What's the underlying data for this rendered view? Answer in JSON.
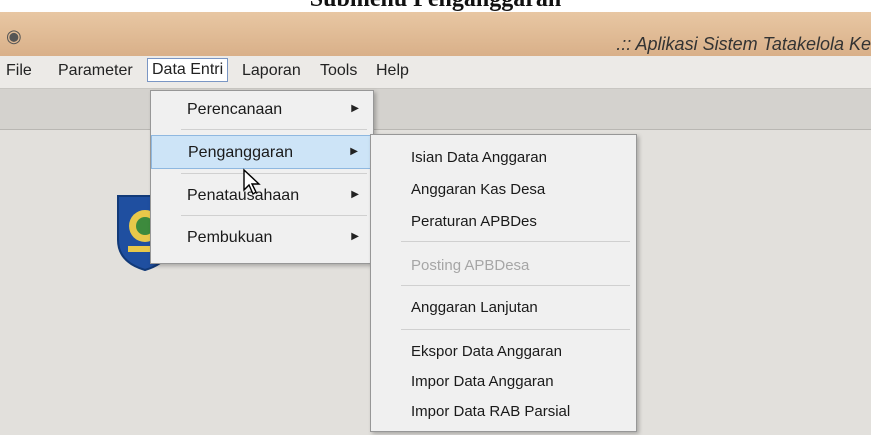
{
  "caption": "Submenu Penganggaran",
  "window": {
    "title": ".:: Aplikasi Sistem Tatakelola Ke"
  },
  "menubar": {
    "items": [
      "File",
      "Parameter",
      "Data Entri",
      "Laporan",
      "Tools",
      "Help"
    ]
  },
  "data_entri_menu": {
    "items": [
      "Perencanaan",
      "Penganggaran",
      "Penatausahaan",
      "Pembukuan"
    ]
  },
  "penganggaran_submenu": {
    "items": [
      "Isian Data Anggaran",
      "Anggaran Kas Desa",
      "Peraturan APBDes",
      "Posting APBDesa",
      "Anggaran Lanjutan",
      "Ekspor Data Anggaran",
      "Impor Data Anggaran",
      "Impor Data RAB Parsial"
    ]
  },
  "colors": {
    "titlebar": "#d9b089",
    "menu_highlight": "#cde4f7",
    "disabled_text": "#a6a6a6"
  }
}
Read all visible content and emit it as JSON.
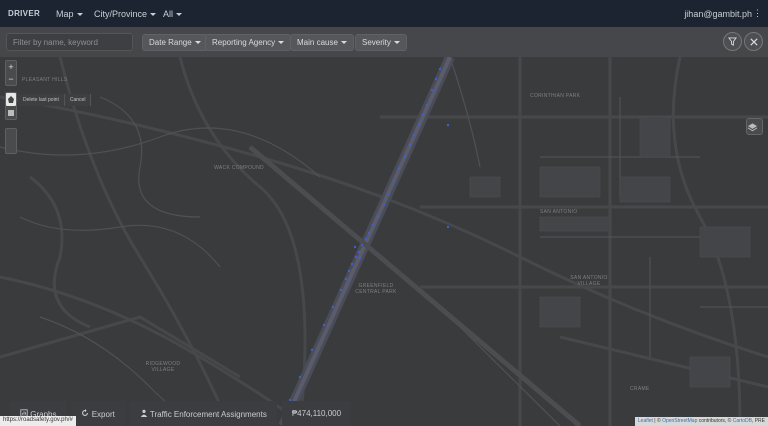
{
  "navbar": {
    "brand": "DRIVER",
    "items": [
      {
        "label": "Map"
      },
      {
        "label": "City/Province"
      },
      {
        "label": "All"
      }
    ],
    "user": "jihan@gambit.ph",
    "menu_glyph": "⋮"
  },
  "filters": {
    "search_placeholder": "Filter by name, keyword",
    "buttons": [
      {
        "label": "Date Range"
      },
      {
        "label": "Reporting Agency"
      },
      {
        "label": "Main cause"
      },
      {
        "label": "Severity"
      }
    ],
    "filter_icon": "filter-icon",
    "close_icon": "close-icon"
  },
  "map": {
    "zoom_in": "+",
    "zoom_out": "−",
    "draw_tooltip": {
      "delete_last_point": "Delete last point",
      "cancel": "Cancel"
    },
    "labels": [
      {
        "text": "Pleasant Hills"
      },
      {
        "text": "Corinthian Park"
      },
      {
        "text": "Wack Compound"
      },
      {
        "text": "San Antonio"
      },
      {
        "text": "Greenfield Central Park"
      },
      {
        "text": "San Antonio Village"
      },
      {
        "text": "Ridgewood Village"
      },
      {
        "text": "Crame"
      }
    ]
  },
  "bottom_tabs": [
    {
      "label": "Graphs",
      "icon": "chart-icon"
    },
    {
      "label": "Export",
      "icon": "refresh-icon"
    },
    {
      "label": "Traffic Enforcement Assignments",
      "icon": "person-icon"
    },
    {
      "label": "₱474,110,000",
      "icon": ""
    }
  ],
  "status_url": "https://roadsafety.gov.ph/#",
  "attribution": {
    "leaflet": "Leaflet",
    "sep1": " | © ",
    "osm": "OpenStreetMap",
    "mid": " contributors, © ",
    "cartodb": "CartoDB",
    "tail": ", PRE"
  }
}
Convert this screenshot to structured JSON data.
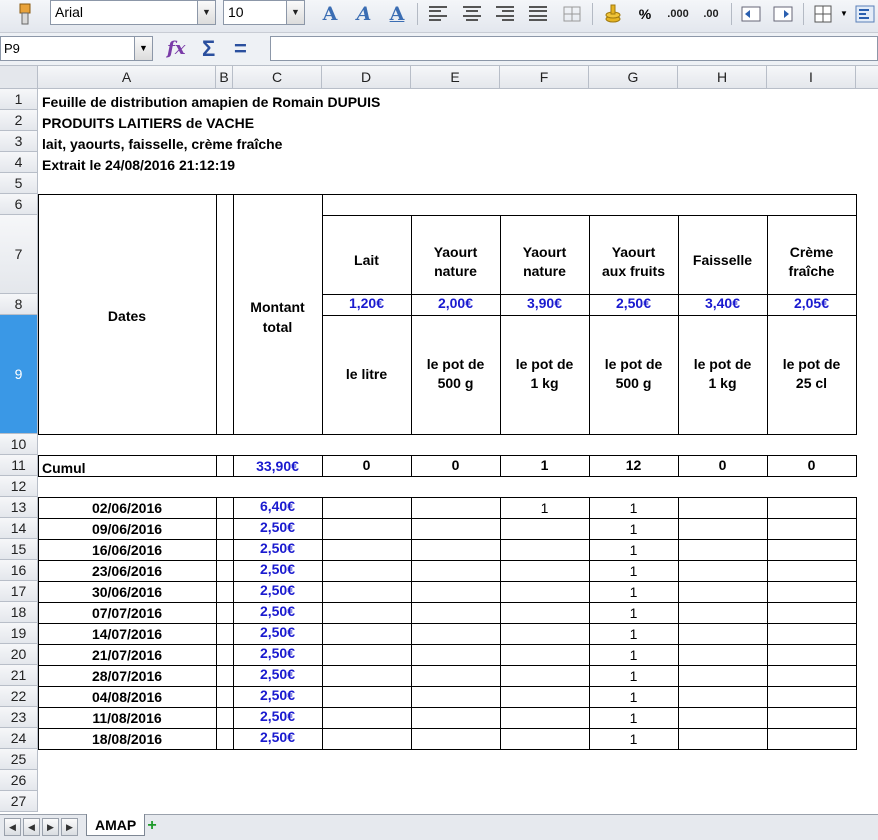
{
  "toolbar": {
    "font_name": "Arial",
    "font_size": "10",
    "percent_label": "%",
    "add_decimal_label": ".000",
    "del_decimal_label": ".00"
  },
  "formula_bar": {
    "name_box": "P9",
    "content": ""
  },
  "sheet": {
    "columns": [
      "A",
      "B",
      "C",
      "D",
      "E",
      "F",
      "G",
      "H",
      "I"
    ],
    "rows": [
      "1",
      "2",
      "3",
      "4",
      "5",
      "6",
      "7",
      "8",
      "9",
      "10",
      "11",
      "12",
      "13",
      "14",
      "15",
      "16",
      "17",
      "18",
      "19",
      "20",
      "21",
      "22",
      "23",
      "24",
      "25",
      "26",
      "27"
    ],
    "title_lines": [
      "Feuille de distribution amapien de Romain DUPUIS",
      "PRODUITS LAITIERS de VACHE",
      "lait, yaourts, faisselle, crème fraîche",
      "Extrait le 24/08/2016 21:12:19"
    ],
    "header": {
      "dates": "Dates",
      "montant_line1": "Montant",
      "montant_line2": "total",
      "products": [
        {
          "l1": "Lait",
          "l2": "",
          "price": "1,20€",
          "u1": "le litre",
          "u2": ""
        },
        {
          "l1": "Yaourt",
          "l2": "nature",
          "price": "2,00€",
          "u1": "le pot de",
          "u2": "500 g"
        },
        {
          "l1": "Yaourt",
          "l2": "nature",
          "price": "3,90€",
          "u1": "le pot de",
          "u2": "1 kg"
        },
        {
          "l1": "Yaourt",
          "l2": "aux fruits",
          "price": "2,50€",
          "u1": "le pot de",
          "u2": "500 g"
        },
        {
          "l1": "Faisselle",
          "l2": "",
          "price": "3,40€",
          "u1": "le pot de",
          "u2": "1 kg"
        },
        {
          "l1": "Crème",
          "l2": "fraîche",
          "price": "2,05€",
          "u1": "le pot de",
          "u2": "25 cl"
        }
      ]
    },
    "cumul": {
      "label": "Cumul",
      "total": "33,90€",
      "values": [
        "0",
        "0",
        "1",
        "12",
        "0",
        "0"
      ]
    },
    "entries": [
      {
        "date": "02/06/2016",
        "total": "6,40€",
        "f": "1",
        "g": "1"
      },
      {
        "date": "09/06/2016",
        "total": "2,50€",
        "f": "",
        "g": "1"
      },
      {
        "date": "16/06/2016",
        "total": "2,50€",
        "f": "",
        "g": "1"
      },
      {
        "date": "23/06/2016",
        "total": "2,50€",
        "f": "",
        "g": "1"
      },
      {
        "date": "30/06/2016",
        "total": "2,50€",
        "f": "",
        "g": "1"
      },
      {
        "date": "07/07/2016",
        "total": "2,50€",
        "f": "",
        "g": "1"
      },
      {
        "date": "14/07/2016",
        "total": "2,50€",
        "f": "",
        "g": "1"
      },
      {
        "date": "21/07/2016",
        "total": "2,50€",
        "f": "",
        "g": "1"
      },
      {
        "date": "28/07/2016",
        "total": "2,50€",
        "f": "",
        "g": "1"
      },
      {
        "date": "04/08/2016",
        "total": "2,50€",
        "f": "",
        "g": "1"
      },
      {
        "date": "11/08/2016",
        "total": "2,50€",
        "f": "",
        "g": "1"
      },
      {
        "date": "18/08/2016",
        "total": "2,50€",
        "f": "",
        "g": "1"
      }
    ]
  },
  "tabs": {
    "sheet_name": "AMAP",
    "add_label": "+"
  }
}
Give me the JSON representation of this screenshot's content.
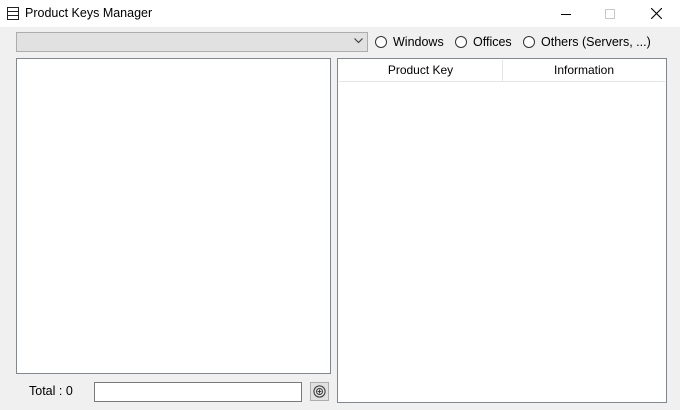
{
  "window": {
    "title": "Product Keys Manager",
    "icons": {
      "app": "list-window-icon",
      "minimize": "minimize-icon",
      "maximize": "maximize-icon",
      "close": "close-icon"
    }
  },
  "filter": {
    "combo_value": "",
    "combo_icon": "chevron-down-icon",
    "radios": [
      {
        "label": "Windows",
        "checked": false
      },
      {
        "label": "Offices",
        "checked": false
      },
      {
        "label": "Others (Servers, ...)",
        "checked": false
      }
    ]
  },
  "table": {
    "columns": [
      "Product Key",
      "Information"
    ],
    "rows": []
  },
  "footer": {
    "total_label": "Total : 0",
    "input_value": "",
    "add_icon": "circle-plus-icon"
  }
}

Exercise:
Reproduce exactly, without any picture, the lines from the one bearing "Give me the" to the last line of the records above.

Task output:
Give me the JSON representation of this screenshot's content.
{
  "window": {
    "title": "Product Keys Manager",
    "icons": {
      "app": "list-window-icon",
      "minimize": "minimize-icon",
      "maximize": "maximize-icon",
      "close": "close-icon"
    }
  },
  "filter": {
    "combo_value": "",
    "combo_icon": "chevron-down-icon",
    "radios": [
      {
        "label": "Windows",
        "checked": false
      },
      {
        "label": "Offices",
        "checked": false
      },
      {
        "label": "Others (Servers, ...)",
        "checked": false
      }
    ]
  },
  "table": {
    "columns": [
      "Product Key",
      "Information"
    ],
    "rows": []
  },
  "footer": {
    "total_label": "Total : 0",
    "input_value": "",
    "add_icon": "circle-plus-icon"
  }
}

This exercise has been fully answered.